• _What you have to do_:
From the records below, extract all the text exactly and leave the images behind.

Dataset records
* * *
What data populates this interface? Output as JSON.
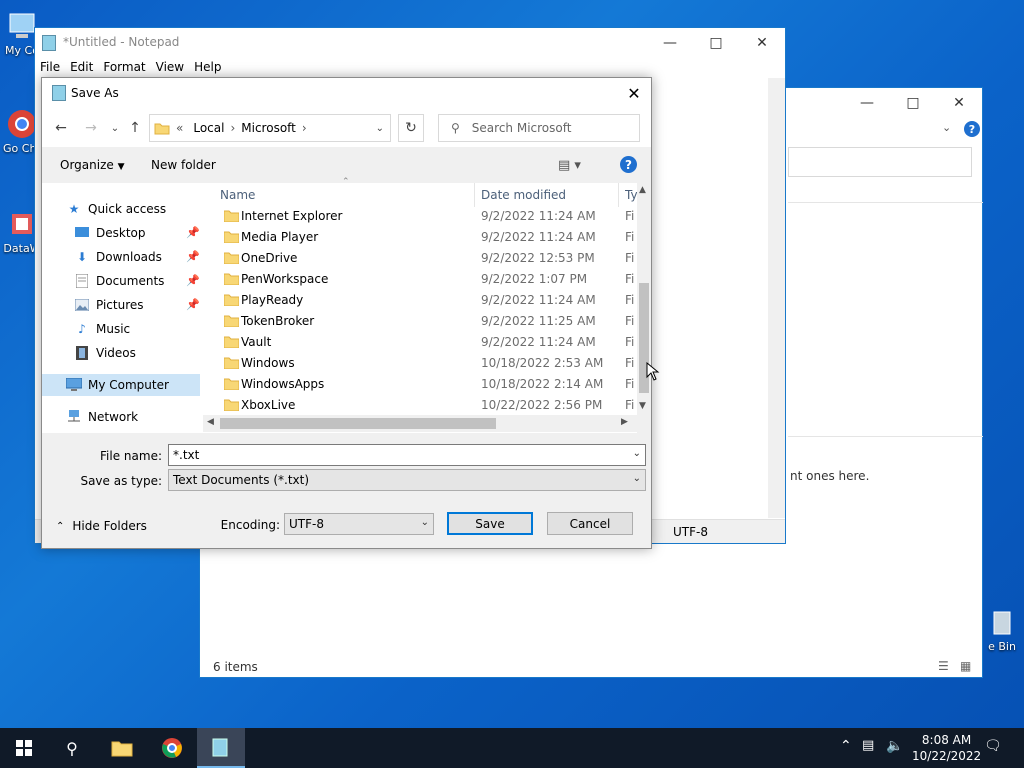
{
  "desktop": {
    "icons": [
      {
        "label": "My Co"
      },
      {
        "label": "Go Chr"
      },
      {
        "label": "DataW"
      }
    ],
    "recycle_label": "e Bin"
  },
  "explorer": {
    "empty_message": "nt ones here.",
    "status": "6 items"
  },
  "notepad": {
    "title": "*Untitled - Notepad",
    "menu": [
      "File",
      "Edit",
      "Format",
      "View",
      "Help"
    ],
    "encoding": "UTF-8"
  },
  "dialog": {
    "title": "Save As",
    "breadcrumb": {
      "prefix": "«",
      "parts": [
        "Local",
        "Microsoft"
      ]
    },
    "search_placeholder": "Search Microsoft",
    "toolbar": {
      "organize": "Organize",
      "new_folder": "New folder"
    },
    "nav": [
      {
        "label": "Quick access"
      },
      {
        "label": "Desktop"
      },
      {
        "label": "Downloads"
      },
      {
        "label": "Documents"
      },
      {
        "label": "Pictures"
      },
      {
        "label": "Music"
      },
      {
        "label": "Videos"
      },
      {
        "label": "My Computer"
      },
      {
        "label": "Network"
      }
    ],
    "columns": {
      "name": "Name",
      "date": "Date modified",
      "type": "Ty"
    },
    "files": [
      {
        "name": "Internet Explorer",
        "date": "9/2/2022 11:24 AM",
        "type": "Fi"
      },
      {
        "name": "Media Player",
        "date": "9/2/2022 11:24 AM",
        "type": "Fi"
      },
      {
        "name": "OneDrive",
        "date": "9/2/2022 12:53 PM",
        "type": "Fi"
      },
      {
        "name": "PenWorkspace",
        "date": "9/2/2022 1:07 PM",
        "type": "Fi"
      },
      {
        "name": "PlayReady",
        "date": "9/2/2022 11:24 AM",
        "type": "Fi"
      },
      {
        "name": "TokenBroker",
        "date": "9/2/2022 11:25 AM",
        "type": "Fi"
      },
      {
        "name": "Vault",
        "date": "9/2/2022 11:24 AM",
        "type": "Fi"
      },
      {
        "name": "Windows",
        "date": "10/18/2022 2:53 AM",
        "type": "Fi"
      },
      {
        "name": "WindowsApps",
        "date": "10/18/2022 2:14 AM",
        "type": "Fi"
      },
      {
        "name": "XboxLive",
        "date": "10/22/2022 2:56 PM",
        "type": "Fi"
      }
    ],
    "file_name_label": "File name:",
    "file_name_value": "*.txt",
    "save_type_label": "Save as type:",
    "save_type_value": "Text Documents (*.txt)",
    "encoding_label": "Encoding:",
    "encoding_value": "UTF-8",
    "save": "Save",
    "cancel": "Cancel",
    "hide_folders": "Hide Folders"
  },
  "taskbar": {
    "time": "8:08 AM",
    "date": "10/22/2022"
  }
}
* * *
• _Task solution_:
What data populates this interface? Output as JSON.
{
  "desktop": {
    "icons": [
      {
        "label": "My Co"
      },
      {
        "label": "Go Chr"
      },
      {
        "label": "DataW"
      }
    ],
    "recycle_label": "e Bin"
  },
  "explorer": {
    "empty_message": "nt ones here.",
    "status": "6 items"
  },
  "notepad": {
    "title": "*Untitled - Notepad",
    "menu": [
      "File",
      "Edit",
      "Format",
      "View",
      "Help"
    ],
    "encoding": "UTF-8"
  },
  "dialog": {
    "title": "Save As",
    "breadcrumb": {
      "prefix": "«",
      "parts": [
        "Local",
        "Microsoft"
      ]
    },
    "search_placeholder": "Search Microsoft",
    "toolbar": {
      "organize": "Organize",
      "new_folder": "New folder"
    },
    "nav": [
      {
        "label": "Quick access"
      },
      {
        "label": "Desktop"
      },
      {
        "label": "Downloads"
      },
      {
        "label": "Documents"
      },
      {
        "label": "Pictures"
      },
      {
        "label": "Music"
      },
      {
        "label": "Videos"
      },
      {
        "label": "My Computer"
      },
      {
        "label": "Network"
      }
    ],
    "columns": {
      "name": "Name",
      "date": "Date modified",
      "type": "Ty"
    },
    "files": [
      {
        "name": "Internet Explorer",
        "date": "9/2/2022 11:24 AM",
        "type": "Fi"
      },
      {
        "name": "Media Player",
        "date": "9/2/2022 11:24 AM",
        "type": "Fi"
      },
      {
        "name": "OneDrive",
        "date": "9/2/2022 12:53 PM",
        "type": "Fi"
      },
      {
        "name": "PenWorkspace",
        "date": "9/2/2022 1:07 PM",
        "type": "Fi"
      },
      {
        "name": "PlayReady",
        "date": "9/2/2022 11:24 AM",
        "type": "Fi"
      },
      {
        "name": "TokenBroker",
        "date": "9/2/2022 11:25 AM",
        "type": "Fi"
      },
      {
        "name": "Vault",
        "date": "9/2/2022 11:24 AM",
        "type": "Fi"
      },
      {
        "name": "Windows",
        "date": "10/18/2022 2:53 AM",
        "type": "Fi"
      },
      {
        "name": "WindowsApps",
        "date": "10/18/2022 2:14 AM",
        "type": "Fi"
      },
      {
        "name": "XboxLive",
        "date": "10/22/2022 2:56 PM",
        "type": "Fi"
      }
    ],
    "file_name_label": "File name:",
    "file_name_value": "*.txt",
    "save_type_label": "Save as type:",
    "save_type_value": "Text Documents (*.txt)",
    "encoding_label": "Encoding:",
    "encoding_value": "UTF-8",
    "save": "Save",
    "cancel": "Cancel",
    "hide_folders": "Hide Folders"
  },
  "taskbar": {
    "time": "8:08 AM",
    "date": "10/22/2022"
  }
}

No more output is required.